-------- SELECTED PASSAGE

TV Stations Wikia
Advertisement

KFMB-TV, virtual and VHF digital channel 8, is a dual CBS/CW-affiliated television station licensed to San Diego, California, United States. The station is owned by Tegna Inc., and is sister to radio stations KFMB (760 AM) and KFMB-FM (100.7 FM). The television and radio stations share studios on Engineer Road in the Kearny Mesa section of San Diego; KFMB-TV's transmitter is located on Mount Soledad in La Jolla.

History[]

The station first signed on the air on May 16, 1949; it was the first television station to sign on in the San Diego market. The station was founded by Jack O. Gross, who also owned local radio station KFMB (760 AM). San Diego Mayor Harley E. Knox was present at the station's first broadcast. The station cost Gross $300,000 to build. KFMB-TV has been a primary CBS affiliate since its sign-on (and is the only television station in the market that has never changed its network affiliation), however in its early years, channel 8 also maintained secondary affiliations with ABC, NBC and the DuMont Television Network.

In October 1949, KFMB-TV signed an affiliation agreement with the short-lived Paramount Television Network; upon affiliating with Paramount, channel 8 quickly became that network's strongest affiliate. The station received a network feed of Paramount programs that included among others, Hollywood Opportunity, Meet Me in Hollywood, Magazine of the Week, Time For Beany and Your Old Buddy; the station aired six hours of Paramount programs each week. Since there was no technical transmission network to distribute Paramount programs to its affiliates, KFMB instead carried the network's programming via a transmitter link from the broadcast tower of Paramount's Los Angeles affiliate KTLA atop Mount Wilson, 90 miles (140 km) from the KFMB-TV transmitter site on Mount Soledad.

In November 1950, Gross sold the KFMB stations to John A. Kennedy, a former publisher of the San Diego Daily Journal newspaper. Three years later, Kennedy divested KFMB to a partnership of television producer Jack Wrather and industry executive Helen Alvarez. That same year, channel 8 lost its television monopoly in San Diego when the market received two new stations, Tijuana-based XETV (channel 6) and San Diego-licensed KFSD-TV (channel 10, now KGTV), the latter of which assumed the NBC affiliation from channel 8. KFMB-TV continued to air ABC programs until 1956, when XETV was granted permission to take the ABC affiliation under a special agreement between the FCC and Mexican authorities, most notably the Secretariat of Communications and Public Works.

----------------

# [AIM 1]
On the KFMB-TV page, on what date did the station first sign on the air?
# [AIM 2]
Extract the stretch of the KFMB-TV page from "In October 1949, KFMB-TV" through "on Mount Soledad.", word for word.

-------- RAW RECORDS

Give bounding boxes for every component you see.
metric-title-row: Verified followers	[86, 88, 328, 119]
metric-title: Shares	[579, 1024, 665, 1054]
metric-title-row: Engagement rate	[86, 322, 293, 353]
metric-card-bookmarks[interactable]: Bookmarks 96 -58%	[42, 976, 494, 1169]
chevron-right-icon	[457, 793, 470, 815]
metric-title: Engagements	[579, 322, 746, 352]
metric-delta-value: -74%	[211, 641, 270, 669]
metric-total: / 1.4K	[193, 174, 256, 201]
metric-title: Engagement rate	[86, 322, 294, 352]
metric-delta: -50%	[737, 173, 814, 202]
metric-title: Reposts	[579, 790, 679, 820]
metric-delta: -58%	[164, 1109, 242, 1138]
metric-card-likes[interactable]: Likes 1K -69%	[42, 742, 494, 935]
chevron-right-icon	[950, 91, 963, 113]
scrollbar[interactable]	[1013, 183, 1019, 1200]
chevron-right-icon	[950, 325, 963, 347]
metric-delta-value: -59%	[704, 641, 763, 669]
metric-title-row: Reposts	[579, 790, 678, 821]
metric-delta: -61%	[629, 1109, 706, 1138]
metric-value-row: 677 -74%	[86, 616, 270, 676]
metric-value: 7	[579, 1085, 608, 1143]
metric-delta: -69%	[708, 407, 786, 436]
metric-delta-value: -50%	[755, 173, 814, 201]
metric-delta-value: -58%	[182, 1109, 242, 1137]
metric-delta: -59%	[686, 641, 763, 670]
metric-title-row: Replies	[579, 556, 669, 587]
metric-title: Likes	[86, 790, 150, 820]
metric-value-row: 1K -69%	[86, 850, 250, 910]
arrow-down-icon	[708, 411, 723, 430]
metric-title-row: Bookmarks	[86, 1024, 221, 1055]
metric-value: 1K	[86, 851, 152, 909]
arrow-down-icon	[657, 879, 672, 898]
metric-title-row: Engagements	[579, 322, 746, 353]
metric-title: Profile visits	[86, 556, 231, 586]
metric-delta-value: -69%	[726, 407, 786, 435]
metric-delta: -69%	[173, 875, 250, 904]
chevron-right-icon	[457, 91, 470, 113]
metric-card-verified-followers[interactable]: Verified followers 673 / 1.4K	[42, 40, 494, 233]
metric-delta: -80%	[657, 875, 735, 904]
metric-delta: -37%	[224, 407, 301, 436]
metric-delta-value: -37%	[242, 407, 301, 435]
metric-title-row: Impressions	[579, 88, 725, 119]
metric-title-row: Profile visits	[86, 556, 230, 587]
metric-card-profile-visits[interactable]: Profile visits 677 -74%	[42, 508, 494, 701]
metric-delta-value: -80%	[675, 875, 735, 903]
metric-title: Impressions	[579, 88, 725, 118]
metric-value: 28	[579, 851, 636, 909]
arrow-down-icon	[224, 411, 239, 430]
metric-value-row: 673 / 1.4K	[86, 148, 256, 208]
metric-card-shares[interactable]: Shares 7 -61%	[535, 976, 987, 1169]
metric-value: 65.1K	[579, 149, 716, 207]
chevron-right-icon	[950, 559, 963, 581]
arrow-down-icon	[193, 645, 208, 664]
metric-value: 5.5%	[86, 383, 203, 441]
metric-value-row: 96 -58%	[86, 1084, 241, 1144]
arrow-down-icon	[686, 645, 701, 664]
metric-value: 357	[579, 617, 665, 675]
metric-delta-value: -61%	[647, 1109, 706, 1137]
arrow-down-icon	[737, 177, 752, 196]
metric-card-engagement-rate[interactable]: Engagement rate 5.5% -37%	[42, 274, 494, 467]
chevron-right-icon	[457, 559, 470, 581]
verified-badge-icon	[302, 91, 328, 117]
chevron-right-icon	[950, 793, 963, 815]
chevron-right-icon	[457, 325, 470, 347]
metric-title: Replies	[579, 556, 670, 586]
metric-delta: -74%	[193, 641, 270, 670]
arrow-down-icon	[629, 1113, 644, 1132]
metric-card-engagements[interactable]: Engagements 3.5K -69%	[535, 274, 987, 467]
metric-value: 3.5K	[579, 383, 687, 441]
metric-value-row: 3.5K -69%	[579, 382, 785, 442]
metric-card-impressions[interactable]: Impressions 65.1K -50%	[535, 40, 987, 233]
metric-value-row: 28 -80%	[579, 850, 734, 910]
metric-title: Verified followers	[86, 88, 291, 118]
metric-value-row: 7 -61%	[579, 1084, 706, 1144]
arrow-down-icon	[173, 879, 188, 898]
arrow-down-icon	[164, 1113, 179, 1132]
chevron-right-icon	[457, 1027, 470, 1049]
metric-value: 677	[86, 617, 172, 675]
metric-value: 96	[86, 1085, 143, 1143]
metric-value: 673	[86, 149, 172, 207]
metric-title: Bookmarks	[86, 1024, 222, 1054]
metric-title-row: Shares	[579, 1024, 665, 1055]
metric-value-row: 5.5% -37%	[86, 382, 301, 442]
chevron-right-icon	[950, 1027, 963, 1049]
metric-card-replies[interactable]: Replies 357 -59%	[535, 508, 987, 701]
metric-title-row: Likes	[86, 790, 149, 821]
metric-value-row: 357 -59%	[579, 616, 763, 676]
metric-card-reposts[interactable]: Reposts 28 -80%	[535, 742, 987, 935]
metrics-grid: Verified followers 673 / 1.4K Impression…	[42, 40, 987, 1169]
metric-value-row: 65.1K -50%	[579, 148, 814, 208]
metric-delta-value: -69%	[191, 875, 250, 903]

----------------

# [TASK OUTPUT 1]
May 16, 1949

# [TASK OUTPUT 2]
In October 1949, KFMB-TV signed an affiliation agreement with the short-lived Paramount Television Network; upon affiliating with Paramount, channel 8 quickly became that network's strongest affiliate. The station received a network feed of Paramount programs that included among others, Hollywood Opportunity, Meet Me in Hollywood, Magazine of the Week, Time For Beany and Your Old Buddy; the station aired six hours of Paramount programs each week. Since there was no technical transmission network to distribute Paramount programs to its affiliates, KFMB instead carried the network's programming via a transmitter link from the broadcast tower of Paramount's Los Angeles affiliate KTLA atop Mount Wilson, 90 miles (140 km) from the KFMB-TV transmitter site on Mount Soledad.